QUOTED PASSAGE
[Begin]

Court orders State to achieve reduction target of 25% in 2020
In an unprecedented and unexpected decision, a Dutch court found that the Netherlands government has acted negligently and therefore unlawfully towards Urgenda by implementing a policy aimed at achieving a reduction for 2020 of less than 25% compared to the year 1990. The court had to overcome many obstacles to reach this decision, such as the obstacle of causation (from a global perspective, the Netherlands has a relatively small contribution to climate change, so how can the Dutch State by liable for climate change damage suffered by individual Dutch citizens?) and the obstacle of the principle of separation of powers, which does not allow courts to move into politics (setting mitigation targets is usually considered to be a policy matter, of which courts should remain clear). In other countries, particularly the United States, where many climate change suits have been decided or are ongoing, these two obstacles present the main reason why most climate change cases went nowhere, so far…
In its decision of June 24th, 2015, which was rightfully translated in English as international interest in the judgment will be massive, the Court orders the State to limit the joint volume of Dutch annual greenhouse gas emissions, or have them limited, so that this volume will have reduced by at least 25% at the end of 2020 compared to the level of the year 1990. How did the Court reach this decision, and, more importantly, how did it overcome the two obstacles mentioned above?

[End]

WHAT YOU WILL DO
a – List each distinct year that the article above on the Dutch court's climate ruling mentions.
b – Continue the article on the Dutch court's climate ruling from the point where it ends.

DATA
[Begin]

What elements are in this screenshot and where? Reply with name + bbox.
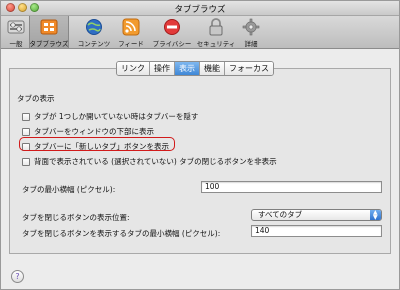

[End]

WRITTEN ANSWERS
a – 1990, 2015, 2020

b –
The case was initiated by Urgenda, a foundation that was established in 2008 with the aim to stimulate and accelerate the transition processes to a more sustainable society, beginning in the Netherlands, by, among other things, legal action. More than 800 individual citizens joined the suit, so the case was lodged by Urgenda acting on its own behalf as well as in its capacity as representative of these individuals. Under Dutch tort law, NGOs are allowed to initiate public interest cases (see extensively Berthy van den Broek, Liesbeth Enneking, Public Interest Litigation in the Netherlands. A Multidimensional Take on the Promotion of Environmental Interests by Private Parties through the Courts, 2014 Utrecht Law Review 10:3). On standing, the Court not only finds that Urgenda is allowed to represent current generations, but also future generations, because the foundation is aimed at achieving a sustainable development (see judgment under 4.6-4.8). This makes this case a landmark case for the debate on intergenerational equity as well.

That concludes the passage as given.